▸ REQUIRED WORK
Pick out every line of the rows below that contains the word "boxes", and copy each one.

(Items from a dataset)
···

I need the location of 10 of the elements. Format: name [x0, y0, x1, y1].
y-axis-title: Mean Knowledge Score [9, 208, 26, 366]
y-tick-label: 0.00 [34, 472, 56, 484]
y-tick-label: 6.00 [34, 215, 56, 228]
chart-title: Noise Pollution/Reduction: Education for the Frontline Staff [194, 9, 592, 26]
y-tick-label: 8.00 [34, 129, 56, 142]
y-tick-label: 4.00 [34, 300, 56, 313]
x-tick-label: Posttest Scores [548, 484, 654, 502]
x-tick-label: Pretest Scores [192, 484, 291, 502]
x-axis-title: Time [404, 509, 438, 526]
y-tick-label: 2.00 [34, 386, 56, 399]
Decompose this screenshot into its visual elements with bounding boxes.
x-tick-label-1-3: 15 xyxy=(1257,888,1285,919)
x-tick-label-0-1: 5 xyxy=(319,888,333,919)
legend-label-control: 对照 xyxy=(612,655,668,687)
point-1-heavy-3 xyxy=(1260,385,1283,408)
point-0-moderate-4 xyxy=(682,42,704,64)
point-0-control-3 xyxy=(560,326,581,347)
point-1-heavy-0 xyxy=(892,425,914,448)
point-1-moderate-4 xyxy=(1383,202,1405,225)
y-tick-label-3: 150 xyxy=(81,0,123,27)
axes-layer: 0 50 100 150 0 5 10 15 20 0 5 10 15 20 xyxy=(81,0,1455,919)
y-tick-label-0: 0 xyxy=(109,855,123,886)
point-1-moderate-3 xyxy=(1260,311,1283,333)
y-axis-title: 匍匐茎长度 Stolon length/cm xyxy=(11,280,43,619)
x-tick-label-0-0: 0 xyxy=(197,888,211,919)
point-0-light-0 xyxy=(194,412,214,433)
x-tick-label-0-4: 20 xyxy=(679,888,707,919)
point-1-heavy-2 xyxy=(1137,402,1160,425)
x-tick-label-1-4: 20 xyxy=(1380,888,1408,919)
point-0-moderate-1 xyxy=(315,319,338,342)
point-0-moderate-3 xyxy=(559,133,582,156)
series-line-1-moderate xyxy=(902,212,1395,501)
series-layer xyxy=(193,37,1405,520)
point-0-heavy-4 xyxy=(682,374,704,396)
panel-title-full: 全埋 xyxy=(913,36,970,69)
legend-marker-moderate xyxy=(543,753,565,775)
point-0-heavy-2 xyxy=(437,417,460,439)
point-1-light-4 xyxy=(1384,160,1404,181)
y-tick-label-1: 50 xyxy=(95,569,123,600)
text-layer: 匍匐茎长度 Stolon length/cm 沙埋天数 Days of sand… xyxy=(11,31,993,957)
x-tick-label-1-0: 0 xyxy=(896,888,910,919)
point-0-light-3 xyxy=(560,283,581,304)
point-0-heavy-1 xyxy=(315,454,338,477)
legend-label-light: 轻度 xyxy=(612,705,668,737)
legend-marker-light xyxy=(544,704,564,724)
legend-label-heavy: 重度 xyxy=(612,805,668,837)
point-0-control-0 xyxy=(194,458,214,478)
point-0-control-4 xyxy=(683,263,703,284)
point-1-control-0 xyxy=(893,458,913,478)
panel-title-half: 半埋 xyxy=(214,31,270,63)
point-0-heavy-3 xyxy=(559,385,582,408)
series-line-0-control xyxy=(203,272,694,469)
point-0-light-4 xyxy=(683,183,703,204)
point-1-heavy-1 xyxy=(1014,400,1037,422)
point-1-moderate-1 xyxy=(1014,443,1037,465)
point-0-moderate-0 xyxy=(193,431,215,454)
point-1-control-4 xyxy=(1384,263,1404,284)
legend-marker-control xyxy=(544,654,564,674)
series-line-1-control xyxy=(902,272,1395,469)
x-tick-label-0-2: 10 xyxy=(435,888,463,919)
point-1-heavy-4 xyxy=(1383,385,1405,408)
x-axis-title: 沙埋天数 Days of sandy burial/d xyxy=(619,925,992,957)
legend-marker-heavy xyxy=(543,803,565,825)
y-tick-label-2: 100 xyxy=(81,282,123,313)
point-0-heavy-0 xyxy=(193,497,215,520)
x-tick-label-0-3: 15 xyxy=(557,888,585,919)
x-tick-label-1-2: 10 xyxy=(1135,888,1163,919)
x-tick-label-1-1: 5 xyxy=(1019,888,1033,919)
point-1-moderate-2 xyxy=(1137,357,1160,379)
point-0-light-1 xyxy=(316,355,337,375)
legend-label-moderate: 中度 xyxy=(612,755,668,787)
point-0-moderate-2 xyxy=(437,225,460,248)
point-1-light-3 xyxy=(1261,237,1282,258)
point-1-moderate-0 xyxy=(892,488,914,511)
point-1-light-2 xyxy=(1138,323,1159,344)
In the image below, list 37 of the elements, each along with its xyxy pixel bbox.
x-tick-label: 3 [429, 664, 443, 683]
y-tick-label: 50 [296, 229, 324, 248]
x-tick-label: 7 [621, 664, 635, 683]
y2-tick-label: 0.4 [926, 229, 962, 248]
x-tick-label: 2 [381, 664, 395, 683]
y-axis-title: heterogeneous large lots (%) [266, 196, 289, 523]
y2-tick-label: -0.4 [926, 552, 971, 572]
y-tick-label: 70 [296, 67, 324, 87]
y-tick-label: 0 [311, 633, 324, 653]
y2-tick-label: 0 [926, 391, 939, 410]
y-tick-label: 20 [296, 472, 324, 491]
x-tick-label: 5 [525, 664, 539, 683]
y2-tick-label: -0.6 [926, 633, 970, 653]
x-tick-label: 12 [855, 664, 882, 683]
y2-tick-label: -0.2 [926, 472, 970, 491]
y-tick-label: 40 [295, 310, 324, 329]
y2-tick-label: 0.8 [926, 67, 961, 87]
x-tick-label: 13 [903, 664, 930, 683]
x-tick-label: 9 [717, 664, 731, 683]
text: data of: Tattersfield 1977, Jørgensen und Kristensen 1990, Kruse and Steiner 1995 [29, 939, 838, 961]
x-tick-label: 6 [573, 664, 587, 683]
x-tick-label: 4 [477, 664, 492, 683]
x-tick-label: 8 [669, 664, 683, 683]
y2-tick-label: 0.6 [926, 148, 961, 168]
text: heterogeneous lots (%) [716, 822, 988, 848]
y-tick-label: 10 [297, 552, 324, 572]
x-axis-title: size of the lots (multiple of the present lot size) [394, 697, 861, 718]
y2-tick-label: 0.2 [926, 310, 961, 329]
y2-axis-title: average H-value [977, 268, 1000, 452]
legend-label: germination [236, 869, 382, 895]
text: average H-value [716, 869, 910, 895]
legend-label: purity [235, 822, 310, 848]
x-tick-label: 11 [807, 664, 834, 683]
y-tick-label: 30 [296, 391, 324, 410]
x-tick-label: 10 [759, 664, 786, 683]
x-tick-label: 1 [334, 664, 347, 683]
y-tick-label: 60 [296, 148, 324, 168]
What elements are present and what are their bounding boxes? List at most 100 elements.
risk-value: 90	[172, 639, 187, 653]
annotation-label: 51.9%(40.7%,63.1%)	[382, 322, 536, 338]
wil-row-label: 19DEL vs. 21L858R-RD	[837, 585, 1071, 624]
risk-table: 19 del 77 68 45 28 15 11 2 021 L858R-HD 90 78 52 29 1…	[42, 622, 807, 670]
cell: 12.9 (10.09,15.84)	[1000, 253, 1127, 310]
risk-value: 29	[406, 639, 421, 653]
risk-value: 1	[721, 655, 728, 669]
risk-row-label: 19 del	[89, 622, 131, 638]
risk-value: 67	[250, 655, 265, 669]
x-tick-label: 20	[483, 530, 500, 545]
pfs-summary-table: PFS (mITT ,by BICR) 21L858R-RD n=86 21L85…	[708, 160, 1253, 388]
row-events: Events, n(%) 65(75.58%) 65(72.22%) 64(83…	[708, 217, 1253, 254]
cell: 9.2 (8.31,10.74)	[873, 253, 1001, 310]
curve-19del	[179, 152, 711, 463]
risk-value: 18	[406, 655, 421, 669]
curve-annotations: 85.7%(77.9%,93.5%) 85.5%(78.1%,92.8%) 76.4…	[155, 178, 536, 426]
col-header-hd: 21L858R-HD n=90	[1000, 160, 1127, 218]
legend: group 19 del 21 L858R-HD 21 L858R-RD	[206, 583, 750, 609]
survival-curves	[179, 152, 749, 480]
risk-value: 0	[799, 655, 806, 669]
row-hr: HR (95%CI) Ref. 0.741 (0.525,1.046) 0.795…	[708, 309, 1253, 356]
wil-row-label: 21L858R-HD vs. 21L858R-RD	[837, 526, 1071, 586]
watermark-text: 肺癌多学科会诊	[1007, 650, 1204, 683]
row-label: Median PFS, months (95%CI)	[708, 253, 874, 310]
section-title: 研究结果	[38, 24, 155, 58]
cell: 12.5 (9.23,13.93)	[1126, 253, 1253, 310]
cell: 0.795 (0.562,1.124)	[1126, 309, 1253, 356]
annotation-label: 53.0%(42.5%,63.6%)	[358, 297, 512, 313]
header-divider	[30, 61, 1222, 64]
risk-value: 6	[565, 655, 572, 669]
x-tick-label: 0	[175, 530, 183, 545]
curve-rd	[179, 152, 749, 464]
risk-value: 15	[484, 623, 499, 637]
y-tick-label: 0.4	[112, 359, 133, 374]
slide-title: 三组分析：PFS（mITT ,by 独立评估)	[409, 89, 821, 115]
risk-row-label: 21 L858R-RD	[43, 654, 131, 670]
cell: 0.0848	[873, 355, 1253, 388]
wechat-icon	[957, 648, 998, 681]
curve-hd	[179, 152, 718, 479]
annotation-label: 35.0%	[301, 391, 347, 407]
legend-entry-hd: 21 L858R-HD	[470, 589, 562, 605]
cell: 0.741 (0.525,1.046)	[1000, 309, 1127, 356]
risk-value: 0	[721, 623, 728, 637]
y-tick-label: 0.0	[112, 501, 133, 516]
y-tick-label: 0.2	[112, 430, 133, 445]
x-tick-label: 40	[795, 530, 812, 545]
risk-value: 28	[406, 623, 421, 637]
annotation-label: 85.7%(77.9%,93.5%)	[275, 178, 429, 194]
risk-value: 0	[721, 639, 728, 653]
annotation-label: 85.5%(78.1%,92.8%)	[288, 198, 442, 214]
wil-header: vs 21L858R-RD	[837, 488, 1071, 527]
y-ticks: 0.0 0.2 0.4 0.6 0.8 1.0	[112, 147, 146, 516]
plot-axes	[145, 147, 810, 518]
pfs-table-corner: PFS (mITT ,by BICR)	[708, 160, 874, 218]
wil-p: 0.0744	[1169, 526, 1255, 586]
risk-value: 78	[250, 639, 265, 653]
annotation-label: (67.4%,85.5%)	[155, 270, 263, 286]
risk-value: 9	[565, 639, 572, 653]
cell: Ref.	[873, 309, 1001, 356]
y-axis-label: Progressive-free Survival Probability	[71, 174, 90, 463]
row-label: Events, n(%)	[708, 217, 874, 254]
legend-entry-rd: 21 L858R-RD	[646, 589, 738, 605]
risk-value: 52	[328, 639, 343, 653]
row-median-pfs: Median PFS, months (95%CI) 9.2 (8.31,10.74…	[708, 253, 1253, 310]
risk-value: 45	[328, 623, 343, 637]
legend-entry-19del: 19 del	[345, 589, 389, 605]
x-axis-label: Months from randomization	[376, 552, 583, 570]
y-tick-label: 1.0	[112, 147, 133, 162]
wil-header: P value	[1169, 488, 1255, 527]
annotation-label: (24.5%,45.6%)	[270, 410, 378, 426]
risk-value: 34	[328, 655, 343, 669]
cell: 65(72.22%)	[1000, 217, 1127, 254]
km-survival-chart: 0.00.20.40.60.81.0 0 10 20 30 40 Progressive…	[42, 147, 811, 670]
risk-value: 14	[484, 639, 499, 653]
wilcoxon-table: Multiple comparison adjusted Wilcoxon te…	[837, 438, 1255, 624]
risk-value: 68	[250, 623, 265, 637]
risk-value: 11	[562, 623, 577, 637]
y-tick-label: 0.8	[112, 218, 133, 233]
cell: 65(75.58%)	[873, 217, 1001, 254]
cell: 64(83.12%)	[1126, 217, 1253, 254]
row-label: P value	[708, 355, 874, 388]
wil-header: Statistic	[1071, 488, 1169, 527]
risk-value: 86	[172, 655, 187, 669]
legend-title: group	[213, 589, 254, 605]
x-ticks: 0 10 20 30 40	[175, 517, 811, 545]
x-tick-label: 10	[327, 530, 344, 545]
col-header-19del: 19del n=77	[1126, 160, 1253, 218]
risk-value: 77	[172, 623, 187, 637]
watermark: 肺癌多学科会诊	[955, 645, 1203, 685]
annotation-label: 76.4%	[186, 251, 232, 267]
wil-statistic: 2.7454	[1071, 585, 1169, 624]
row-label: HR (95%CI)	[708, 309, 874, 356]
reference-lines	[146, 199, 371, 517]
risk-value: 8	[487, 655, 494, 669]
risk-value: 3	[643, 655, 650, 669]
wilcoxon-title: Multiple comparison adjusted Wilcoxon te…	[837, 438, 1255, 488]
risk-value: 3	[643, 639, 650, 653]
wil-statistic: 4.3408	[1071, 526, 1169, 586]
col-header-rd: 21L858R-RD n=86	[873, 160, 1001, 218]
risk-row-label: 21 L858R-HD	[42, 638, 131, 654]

···

▸ EXERCISE RESPONSE
Decompose this screenshot into its visual elements with bounding boxes.
What elements are present and what are their bounding boxes? List at most 100 elements.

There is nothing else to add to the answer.